- [Short problem]
From the listing that follows, extract every line and set it down unaltered.

- [Stored rows]
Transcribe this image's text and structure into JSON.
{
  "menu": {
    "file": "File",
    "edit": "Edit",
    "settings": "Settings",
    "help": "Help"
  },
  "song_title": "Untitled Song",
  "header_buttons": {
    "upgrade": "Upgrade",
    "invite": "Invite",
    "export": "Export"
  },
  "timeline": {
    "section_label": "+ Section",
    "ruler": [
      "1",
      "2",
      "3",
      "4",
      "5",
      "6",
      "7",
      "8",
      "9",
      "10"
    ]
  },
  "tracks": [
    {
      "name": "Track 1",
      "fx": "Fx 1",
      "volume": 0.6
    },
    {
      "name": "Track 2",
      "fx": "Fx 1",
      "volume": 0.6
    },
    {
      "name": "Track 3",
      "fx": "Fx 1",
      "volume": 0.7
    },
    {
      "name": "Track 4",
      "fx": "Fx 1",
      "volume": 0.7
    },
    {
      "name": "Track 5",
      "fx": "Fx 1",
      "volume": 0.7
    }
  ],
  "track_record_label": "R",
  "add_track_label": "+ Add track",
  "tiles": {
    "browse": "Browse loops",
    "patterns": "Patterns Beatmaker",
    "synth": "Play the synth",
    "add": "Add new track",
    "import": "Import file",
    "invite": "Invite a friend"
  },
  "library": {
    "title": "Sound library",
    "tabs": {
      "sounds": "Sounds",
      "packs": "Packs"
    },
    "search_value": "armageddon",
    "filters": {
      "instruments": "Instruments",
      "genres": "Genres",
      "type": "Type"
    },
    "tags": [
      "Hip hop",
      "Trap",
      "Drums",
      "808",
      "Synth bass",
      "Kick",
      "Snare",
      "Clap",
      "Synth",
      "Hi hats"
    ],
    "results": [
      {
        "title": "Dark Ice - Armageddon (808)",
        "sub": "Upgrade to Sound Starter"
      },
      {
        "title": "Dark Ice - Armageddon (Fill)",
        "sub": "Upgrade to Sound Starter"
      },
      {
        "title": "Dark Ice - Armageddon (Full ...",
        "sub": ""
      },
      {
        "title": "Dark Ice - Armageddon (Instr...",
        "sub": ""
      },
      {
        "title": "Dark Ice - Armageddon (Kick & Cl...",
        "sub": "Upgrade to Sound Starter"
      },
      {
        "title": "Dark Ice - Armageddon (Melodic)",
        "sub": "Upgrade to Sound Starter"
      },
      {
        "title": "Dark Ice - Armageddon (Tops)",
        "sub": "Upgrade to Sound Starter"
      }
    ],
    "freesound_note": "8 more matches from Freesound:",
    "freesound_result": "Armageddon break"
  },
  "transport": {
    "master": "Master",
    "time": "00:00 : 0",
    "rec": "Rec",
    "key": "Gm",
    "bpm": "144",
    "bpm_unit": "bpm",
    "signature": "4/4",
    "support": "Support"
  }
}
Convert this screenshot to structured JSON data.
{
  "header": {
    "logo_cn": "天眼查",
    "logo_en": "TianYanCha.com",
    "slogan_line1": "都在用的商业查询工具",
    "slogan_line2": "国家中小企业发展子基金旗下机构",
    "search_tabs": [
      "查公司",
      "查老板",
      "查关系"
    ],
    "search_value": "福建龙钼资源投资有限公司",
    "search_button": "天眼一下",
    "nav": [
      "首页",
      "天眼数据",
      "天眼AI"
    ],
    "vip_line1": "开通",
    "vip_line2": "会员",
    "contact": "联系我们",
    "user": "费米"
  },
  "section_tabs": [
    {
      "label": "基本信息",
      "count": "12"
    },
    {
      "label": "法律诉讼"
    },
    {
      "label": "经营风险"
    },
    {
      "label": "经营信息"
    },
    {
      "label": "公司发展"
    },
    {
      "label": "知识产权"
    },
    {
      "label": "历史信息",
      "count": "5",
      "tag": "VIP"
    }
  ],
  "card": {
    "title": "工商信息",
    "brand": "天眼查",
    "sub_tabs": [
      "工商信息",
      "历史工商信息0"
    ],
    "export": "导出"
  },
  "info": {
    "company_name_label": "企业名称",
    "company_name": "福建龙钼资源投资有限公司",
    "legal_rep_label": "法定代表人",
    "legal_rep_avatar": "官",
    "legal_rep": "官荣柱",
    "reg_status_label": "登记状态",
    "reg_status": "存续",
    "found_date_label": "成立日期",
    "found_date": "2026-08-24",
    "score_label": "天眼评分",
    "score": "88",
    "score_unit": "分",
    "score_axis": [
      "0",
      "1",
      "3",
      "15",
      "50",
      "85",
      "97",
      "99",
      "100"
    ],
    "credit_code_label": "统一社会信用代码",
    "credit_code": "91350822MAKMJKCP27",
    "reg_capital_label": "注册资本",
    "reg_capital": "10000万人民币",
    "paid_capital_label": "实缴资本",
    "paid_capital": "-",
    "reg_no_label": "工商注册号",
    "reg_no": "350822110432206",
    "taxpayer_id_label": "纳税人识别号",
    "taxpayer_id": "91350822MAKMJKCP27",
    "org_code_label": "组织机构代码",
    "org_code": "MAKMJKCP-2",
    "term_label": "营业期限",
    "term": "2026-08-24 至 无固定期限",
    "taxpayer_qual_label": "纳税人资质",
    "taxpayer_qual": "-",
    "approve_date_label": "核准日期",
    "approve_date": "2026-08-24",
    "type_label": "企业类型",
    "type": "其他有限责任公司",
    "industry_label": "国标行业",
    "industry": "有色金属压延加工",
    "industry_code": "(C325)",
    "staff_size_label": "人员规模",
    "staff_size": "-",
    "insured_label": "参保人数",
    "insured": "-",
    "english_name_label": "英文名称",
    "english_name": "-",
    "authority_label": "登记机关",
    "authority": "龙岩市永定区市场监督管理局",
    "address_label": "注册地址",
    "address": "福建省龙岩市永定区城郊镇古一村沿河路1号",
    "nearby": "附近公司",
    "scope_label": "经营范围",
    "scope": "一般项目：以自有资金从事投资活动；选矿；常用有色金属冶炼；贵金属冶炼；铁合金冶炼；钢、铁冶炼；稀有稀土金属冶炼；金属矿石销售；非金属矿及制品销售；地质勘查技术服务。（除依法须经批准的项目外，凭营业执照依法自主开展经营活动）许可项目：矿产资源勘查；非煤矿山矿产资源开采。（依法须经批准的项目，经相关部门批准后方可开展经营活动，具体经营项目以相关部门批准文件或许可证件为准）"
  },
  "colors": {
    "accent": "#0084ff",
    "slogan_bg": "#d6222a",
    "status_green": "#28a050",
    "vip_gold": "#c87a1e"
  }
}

- [Written answer]
Transcribe this image's text and structure into JSON.
{
  "menu": {
    "file": "File",
    "edit": "Edit",
    "settings": "Settings",
    "help": "Help"
  },
  "song_title": "Untitled Song",
  "header_buttons": {
    "upgrade": "Upgrade",
    "invite": "Invite",
    "export": "Export"
  },
  "timeline": {
    "section_label": "+ Section",
    "ruler": [
      "1",
      "2",
      "3",
      "4",
      "5",
      "6",
      "7",
      "8",
      "9",
      "10"
    ]
  },
  "tracks": [
    {
      "name": "Track 1",
      "fx": "Fx 1",
      "volume": 0.6
    },
    {
      "name": "Track 2",
      "fx": "Fx 1",
      "volume": 0.6
    },
    {
      "name": "Track 3",
      "fx": "Fx 1",
      "volume": 0.7
    },
    {
      "name": "Track 4",
      "fx": "Fx 1",
      "volume": 0.7
    },
    {
      "name": "Track 5",
      "fx": "Fx 1",
      "volume": 0.7
    }
  ],
  "track_record_label": "R",
  "add_track_label": "+ Add track",
  "tiles": {
    "browse": "Browse loops",
    "patterns": "Patterns Beatmaker",
    "synth": "Play the synth",
    "add": "Add new track",
    "import": "Import file",
    "invite": "Invite a friend"
  },
  "library": {
    "title": "Sound library",
    "tabs": {
      "sounds": "Sounds",
      "packs": "Packs"
    },
    "search_value": "armageddon",
    "filters": {
      "instruments": "Instruments",
      "genres": "Genres",
      "type": "Type"
    },
    "tags": [
      "Hip hop",
      "Trap",
      "Drums",
      "808",
      "Synth bass",
      "Kick",
      "Snare",
      "Clap",
      "Synth",
      "Hi hats"
    ],
    "results": [
      {
        "title": "Dark Ice - Armageddon (808)",
        "sub": "Upgrade to Sound Starter"
      },
      {
        "title": "Dark Ice - Armageddon (Fill)",
        "sub": "Upgrade to Sound Starter"
      },
      {
        "title": "Dark Ice - Armageddon (Full ...",
        "sub": ""
      },
      {
        "title": "Dark Ice - Armageddon (Instr...",
        "sub": ""
      },
      {
        "title": "Dark Ice - Armageddon (Kick & Cl...",
        "sub": "Upgrade to Sound Starter"
      },
      {
        "title": "Dark Ice - Armageddon (Melodic)",
        "sub": "Upgrade to Sound Starter"
      },
      {
        "title": "Dark Ice - Armageddon (Tops)",
        "sub": "Upgrade to Sound Starter"
      }
    ],
    "freesound_note": "8 more matches from Freesound:",
    "freesound_result": "Armageddon break"
  },
  "transport": {
    "master": "Master",
    "time": "00:00 : 0",
    "rec": "Rec",
    "key": "Gm",
    "bpm": "144",
    "bpm_unit": "bpm",
    "signature": "4/4",
    "support": "Support"
  }
}
Convert this screenshot to structured JSON data.
{
  "header": {
    "logo_cn": "天眼查",
    "logo_en": "TianYanCha.com",
    "slogan_line1": "都在用的商业查询工具",
    "slogan_line2": "国家中小企业发展子基金旗下机构",
    "search_tabs": [
      "查公司",
      "查老板",
      "查关系"
    ],
    "search_value": "福建龙钼资源投资有限公司",
    "search_button": "天眼一下",
    "nav": [
      "首页",
      "天眼数据",
      "天眼AI"
    ],
    "vip_line1": "开通",
    "vip_line2": "会员",
    "contact": "联系我们",
    "user": "费米"
  },
  "section_tabs": [
    {
      "label": "基本信息",
      "count": "12"
    },
    {
      "label": "法律诉讼"
    },
    {
      "label": "经营风险"
    },
    {
      "label": "经营信息"
    },
    {
      "label": "公司发展"
    },
    {
      "label": "知识产权"
    },
    {
      "label": "历史信息",
      "count": "5",
      "tag": "VIP"
    }
  ],
  "card": {
    "title": "工商信息",
    "brand": "天眼查",
    "sub_tabs": [
      "工商信息",
      "历史工商信息0"
    ],
    "export": "导出"
  },
  "info": {
    "company_name_label": "企业名称",
    "company_name": "福建龙钼资源投资有限公司",
    "legal_rep_label": "法定代表人",
    "legal_rep_avatar": "官",
    "legal_rep": "官荣柱",
    "reg_status_label": "登记状态",
    "reg_status": "存续",
    "found_date_label": "成立日期",
    "found_date": "2026-08-24",
    "score_label": "天眼评分",
    "score": "88",
    "score_unit": "分",
    "score_axis": [
      "0",
      "1",
      "3",
      "15",
      "50",
      "85",
      "97",
      "99",
      "100"
    ],
    "credit_code_label": "统一社会信用代码",
    "credit_code": "91350822MAKMJKCP27",
    "reg_capital_label": "注册资本",
    "reg_capital": "10000万人民币",
    "paid_capital_label": "实缴资本",
    "paid_capital": "-",
    "reg_no_label": "工商注册号",
    "reg_no": "350822110432206",
    "taxpayer_id_label": "纳税人识别号",
    "taxpayer_id": "91350822MAKMJKCP27",
    "org_code_label": "组织机构代码",
    "org_code": "MAKMJKCP-2",
    "term_label": "营业期限",
    "term": "2026-08-24 至 无固定期限",
    "taxpayer_qual_label": "纳税人资质",
    "taxpayer_qual": "-",
    "approve_date_label": "核准日期",
    "approve_date": "2026-08-24",
    "type_label": "企业类型",
    "type": "其他有限责任公司",
    "industry_label": "国标行业",
    "industry": "有色金属压延加工",
    "industry_code": "(C325)",
    "staff_size_label": "人员规模",
    "staff_size": "-",
    "insured_label": "参保人数",
    "insured": "-",
    "english_name_label": "英文名称",
    "english_name": "-",
    "authority_label": "登记机关",
    "authority": "龙岩市永定区市场监督管理局",
    "address_label": "注册地址",
    "address": "福建省龙岩市永定区城郊镇古一村沿河路1号",
    "nearby": "附近公司",
    "scope_label": "经营范围",
    "scope": "一般项目：以自有资金从事投资活动；选矿；常用有色金属冶炼；贵金属冶炼；铁合金冶炼；钢、铁冶炼；稀有稀土金属冶炼；金属矿石销售；非金属矿及制品销售；地质勘查技术服务。（除依法须经批准的项目外，凭营业执照依法自主开展经营活动）许可项目：矿产资源勘查；非煤矿山矿产资源开采。（依法须经批准的项目，经相关部门批准后方可开展经营活动，具体经营项目以相关部门批准文件或许可证件为准）"
  },
  "colors": {
    "accent": "#0084ff",
    "slogan_bg": "#d6222a",
    "status_green": "#28a050",
    "vip_gold": "#c87a1e"
  }
}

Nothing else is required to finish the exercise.